[Saved entries]
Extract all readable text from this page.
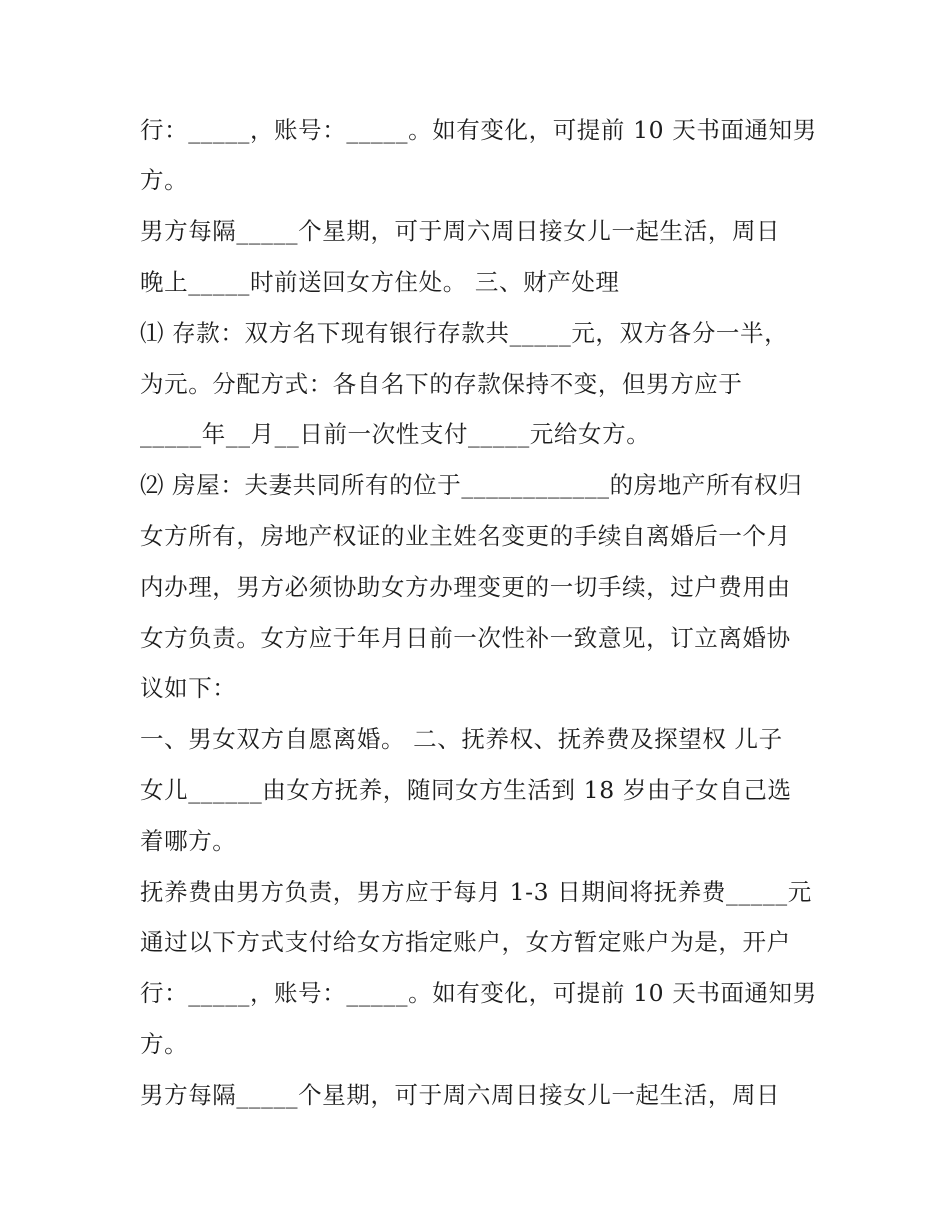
行：_____，账号：_____。如有变化，可提前 10 天书面通知男
方。
男方每隔_____个星期，可于周六周日接女儿一起生活，周日
晚上_____时前送回女方住处。 三、财产处理
⑴ 存款：双方名下现有银行存款共_____元，双方各分一半，
为元。分配方式：各自名下的存款保持不变，但男方应于
_____年__月__日前一次性支付_____元给女方。
⑵ 房屋：夫妻共同所有的位于____________的房地产所有权归
女方所有，房地产权证的业主姓名变更的手续自离婚后一个月
内办理，男方必须协助女方办理变更的一切手续，过户费用由
女方负责。女方应于年月日前一次性补一致意见，订立离婚协
议如下：
一、男女双方自愿离婚。 二、抚养权、抚养费及探望权 儿子
女儿______由女方抚养，随同女方生活到 18 岁由子女自己选
着哪方。
抚养费由男方负责，男方应于每月 1-3 日期间将抚养费_____元
通过以下方式支付给女方指定账户，女方暂定账户为是，开户
行：_____，账号：_____。如有变化，可提前 10 天书面通知男
方。
男方每隔_____个星期，可于周六周日接女儿一起生活，周日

» What the task requires
Output the records above exactly; leave out the pictures.

» Answer to the exercise
Extract all readable text from this page.
行：_____，账号：_____。如有变化，可提前 10 天书面通知男
方。
男方每隔_____个星期，可于周六周日接女儿一起生活，周日
晚上_____时前送回女方住处。 三、财产处理
⑴ 存款：双方名下现有银行存款共_____元，双方各分一半，
为元。分配方式：各自名下的存款保持不变，但男方应于
_____年__月__日前一次性支付_____元给女方。
⑵ 房屋：夫妻共同所有的位于____________的房地产所有权归
女方所有，房地产权证的业主姓名变更的手续自离婚后一个月
内办理，男方必须协助女方办理变更的一切手续，过户费用由
女方负责。女方应于年月日前一次性补一致意见，订立离婚协
议如下：
一、男女双方自愿离婚。 二、抚养权、抚养费及探望权 儿子
女儿______由女方抚养，随同女方生活到 18 岁由子女自己选
着哪方。
抚养费由男方负责，男方应于每月 1-3 日期间将抚养费_____元
通过以下方式支付给女方指定账户，女方暂定账户为是，开户
行：_____，账号：_____。如有变化，可提前 10 天书面通知男
方。
男方每隔_____个星期，可于周六周日接女儿一起生活，周日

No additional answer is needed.